Exercise prompt: In the records below, find each line with the word "solid" and copy it.

Data shown:
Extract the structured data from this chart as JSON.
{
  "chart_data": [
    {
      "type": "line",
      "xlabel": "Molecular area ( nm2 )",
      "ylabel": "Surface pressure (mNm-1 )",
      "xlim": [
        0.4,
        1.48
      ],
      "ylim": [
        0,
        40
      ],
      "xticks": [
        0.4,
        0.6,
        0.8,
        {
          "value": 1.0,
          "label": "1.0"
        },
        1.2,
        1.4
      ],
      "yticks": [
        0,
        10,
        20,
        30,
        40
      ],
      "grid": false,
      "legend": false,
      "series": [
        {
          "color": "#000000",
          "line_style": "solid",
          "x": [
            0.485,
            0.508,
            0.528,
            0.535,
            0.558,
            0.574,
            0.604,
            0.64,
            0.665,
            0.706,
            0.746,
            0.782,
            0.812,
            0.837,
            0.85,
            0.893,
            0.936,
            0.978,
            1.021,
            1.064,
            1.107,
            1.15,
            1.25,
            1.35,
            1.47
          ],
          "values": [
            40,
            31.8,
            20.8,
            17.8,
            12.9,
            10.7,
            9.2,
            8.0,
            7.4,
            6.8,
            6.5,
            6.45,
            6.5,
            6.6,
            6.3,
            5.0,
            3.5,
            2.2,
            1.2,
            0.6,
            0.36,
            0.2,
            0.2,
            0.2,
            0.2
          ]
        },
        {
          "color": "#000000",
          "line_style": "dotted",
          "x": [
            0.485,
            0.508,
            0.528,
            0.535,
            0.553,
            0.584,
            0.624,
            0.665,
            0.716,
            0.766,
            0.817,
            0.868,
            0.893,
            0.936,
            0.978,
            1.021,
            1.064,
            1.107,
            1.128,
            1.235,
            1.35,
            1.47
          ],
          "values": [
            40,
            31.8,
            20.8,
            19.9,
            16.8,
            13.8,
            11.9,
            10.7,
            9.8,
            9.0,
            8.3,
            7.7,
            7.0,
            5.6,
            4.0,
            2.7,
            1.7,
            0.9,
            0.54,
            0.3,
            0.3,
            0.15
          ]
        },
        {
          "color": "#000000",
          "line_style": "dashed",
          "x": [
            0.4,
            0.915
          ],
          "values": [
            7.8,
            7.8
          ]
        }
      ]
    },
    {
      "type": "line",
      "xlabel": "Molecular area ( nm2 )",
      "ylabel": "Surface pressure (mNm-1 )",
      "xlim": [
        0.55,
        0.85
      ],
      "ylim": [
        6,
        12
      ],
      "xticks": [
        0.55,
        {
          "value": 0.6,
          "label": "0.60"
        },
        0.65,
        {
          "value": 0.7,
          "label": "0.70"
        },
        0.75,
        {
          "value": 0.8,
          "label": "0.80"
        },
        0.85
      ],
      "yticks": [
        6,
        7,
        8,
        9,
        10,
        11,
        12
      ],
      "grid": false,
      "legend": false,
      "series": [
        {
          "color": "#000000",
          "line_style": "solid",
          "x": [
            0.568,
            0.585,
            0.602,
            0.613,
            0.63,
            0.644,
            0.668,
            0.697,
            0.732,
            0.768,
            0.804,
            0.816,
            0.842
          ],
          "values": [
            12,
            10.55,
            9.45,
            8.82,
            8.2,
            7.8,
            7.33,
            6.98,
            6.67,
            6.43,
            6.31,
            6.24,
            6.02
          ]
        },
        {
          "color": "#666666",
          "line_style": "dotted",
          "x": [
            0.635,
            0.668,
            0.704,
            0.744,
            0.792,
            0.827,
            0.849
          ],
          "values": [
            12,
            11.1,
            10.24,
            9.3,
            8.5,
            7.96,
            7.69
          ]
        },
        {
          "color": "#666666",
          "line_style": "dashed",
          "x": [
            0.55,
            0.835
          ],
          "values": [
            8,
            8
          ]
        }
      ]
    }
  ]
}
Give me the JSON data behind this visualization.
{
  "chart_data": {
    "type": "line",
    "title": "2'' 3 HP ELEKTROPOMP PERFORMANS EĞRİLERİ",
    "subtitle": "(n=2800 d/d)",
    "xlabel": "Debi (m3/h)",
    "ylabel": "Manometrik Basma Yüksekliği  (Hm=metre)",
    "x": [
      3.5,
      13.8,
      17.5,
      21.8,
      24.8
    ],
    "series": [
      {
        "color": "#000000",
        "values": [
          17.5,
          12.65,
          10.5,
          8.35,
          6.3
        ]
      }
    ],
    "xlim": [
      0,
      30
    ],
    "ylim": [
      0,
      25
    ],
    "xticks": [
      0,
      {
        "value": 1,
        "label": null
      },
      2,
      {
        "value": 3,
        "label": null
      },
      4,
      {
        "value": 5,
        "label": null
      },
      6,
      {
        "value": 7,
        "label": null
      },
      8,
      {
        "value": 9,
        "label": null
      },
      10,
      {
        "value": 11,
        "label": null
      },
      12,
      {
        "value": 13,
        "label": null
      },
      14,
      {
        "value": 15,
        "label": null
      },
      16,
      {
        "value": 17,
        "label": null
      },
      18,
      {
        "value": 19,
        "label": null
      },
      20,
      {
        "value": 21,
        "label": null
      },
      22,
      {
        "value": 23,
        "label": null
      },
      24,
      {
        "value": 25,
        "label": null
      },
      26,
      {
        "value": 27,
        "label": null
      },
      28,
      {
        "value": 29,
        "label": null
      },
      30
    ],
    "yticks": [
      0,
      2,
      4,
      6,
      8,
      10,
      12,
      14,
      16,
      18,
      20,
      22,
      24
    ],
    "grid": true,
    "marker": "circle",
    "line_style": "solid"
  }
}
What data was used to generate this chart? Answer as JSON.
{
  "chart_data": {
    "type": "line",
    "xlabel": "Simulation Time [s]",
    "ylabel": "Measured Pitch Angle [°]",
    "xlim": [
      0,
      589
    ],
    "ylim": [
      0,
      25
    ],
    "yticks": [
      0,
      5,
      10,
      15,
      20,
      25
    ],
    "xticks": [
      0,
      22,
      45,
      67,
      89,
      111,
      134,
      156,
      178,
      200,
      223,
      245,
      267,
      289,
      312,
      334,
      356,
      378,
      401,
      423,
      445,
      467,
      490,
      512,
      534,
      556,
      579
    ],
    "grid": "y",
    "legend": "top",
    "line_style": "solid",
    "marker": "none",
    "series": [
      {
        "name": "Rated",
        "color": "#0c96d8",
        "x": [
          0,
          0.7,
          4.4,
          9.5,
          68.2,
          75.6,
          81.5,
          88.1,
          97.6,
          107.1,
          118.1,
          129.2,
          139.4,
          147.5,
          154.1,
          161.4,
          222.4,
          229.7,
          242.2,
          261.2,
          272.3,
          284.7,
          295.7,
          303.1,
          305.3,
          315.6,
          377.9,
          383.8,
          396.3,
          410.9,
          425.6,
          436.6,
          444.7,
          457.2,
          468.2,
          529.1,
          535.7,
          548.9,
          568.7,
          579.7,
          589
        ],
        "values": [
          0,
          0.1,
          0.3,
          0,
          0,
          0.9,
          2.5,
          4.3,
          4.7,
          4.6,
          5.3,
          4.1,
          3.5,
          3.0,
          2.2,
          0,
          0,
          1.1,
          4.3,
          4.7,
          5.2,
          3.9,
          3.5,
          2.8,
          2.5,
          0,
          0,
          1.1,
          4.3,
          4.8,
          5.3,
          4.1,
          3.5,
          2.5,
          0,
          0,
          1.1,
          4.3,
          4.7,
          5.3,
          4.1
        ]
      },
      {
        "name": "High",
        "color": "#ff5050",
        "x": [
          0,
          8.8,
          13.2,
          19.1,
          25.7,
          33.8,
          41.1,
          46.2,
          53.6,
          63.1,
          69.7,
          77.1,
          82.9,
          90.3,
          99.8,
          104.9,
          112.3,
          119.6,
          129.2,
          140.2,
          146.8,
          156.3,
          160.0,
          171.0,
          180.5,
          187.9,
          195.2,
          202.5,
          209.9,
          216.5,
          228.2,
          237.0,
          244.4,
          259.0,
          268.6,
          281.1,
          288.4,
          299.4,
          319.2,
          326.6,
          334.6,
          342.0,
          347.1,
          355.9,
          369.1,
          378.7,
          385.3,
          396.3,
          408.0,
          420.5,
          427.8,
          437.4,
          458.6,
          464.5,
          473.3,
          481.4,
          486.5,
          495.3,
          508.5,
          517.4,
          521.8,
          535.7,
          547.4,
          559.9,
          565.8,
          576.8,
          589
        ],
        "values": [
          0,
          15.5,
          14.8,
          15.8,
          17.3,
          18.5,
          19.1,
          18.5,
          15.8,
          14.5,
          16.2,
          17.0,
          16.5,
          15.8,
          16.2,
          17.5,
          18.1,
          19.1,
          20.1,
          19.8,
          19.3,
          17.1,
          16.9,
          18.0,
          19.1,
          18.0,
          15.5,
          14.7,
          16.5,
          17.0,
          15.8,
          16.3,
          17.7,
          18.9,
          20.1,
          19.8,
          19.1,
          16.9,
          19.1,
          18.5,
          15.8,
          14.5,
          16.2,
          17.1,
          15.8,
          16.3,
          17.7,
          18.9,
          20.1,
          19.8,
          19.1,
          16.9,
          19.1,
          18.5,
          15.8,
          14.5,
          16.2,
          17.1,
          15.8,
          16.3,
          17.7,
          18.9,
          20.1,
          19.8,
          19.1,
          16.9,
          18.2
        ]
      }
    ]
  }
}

Problem solution:
          "line_style": "solid",
          "line_style": "solid",
    "line_style": "solid"
    "line_style": "solid",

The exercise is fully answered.